### Material for the task
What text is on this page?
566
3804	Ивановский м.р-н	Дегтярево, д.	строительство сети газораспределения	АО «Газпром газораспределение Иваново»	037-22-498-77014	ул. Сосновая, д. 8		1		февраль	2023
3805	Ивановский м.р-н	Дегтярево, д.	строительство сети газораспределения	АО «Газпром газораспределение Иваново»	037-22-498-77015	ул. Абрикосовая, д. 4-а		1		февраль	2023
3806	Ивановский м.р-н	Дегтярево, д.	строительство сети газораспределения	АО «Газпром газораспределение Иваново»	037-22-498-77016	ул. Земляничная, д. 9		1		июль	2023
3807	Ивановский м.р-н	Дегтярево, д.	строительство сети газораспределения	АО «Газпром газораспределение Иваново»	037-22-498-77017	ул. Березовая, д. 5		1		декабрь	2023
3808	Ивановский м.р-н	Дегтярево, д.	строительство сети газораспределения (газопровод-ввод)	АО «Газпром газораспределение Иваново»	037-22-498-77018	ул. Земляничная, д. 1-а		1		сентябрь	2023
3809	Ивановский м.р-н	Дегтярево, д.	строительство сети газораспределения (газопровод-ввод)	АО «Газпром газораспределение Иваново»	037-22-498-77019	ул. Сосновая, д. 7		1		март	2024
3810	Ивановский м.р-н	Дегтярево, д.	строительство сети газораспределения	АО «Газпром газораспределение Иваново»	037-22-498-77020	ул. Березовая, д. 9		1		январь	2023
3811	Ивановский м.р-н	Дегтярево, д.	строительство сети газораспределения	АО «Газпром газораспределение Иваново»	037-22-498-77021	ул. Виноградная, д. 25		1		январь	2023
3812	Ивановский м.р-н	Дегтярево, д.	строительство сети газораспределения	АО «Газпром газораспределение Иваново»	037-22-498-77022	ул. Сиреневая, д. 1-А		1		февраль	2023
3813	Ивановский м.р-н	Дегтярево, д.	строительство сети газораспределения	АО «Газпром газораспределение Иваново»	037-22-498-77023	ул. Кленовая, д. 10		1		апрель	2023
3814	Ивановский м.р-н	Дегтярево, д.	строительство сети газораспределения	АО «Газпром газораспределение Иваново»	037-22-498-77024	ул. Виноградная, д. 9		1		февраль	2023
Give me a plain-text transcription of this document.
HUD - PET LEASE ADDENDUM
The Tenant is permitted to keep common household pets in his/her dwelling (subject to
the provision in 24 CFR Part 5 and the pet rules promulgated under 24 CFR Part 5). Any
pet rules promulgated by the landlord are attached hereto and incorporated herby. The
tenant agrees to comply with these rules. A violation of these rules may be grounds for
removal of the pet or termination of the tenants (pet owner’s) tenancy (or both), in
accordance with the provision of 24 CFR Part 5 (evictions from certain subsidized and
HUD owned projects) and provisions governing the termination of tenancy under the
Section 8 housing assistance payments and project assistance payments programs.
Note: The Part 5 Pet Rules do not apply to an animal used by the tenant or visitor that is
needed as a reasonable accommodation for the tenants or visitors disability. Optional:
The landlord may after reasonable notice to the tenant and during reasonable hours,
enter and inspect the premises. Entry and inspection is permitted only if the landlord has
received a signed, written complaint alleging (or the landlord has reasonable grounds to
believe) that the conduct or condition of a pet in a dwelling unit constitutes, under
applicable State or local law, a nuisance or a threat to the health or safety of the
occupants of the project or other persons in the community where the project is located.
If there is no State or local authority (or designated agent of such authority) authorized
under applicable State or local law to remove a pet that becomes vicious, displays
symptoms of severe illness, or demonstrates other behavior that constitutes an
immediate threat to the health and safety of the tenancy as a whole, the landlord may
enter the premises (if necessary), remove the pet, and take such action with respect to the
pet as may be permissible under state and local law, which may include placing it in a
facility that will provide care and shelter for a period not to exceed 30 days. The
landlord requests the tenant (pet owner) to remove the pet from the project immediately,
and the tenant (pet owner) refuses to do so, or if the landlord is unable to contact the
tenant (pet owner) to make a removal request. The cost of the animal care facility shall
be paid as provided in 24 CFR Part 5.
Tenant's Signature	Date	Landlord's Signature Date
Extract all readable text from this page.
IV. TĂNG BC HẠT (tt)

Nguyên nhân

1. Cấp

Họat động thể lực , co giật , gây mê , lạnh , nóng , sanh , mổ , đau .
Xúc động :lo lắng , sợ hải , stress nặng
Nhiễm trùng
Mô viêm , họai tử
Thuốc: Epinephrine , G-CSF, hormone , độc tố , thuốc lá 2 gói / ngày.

### Exercise
Starting with the line that contains "Extract all readable text from this page.", print each line through the last one in the listing. Include both end lines and add nothing.

### The solution
Extract all readable text from this page.
IV. TĂNG BC HẠT (tt)

Nguyên nhân

1. Cấp

Họat động thể lực , co giật , gây mê , lạnh , nóng , sanh , mổ , đau .
Xúc động :lo lắng , sợ hải , stress nặng
Nhiễm trùng
Mô viêm , họai tử
Thuốc: Epinephrine , G-CSF, hormone , độc tố , thuốc lá 2 gói / ngày.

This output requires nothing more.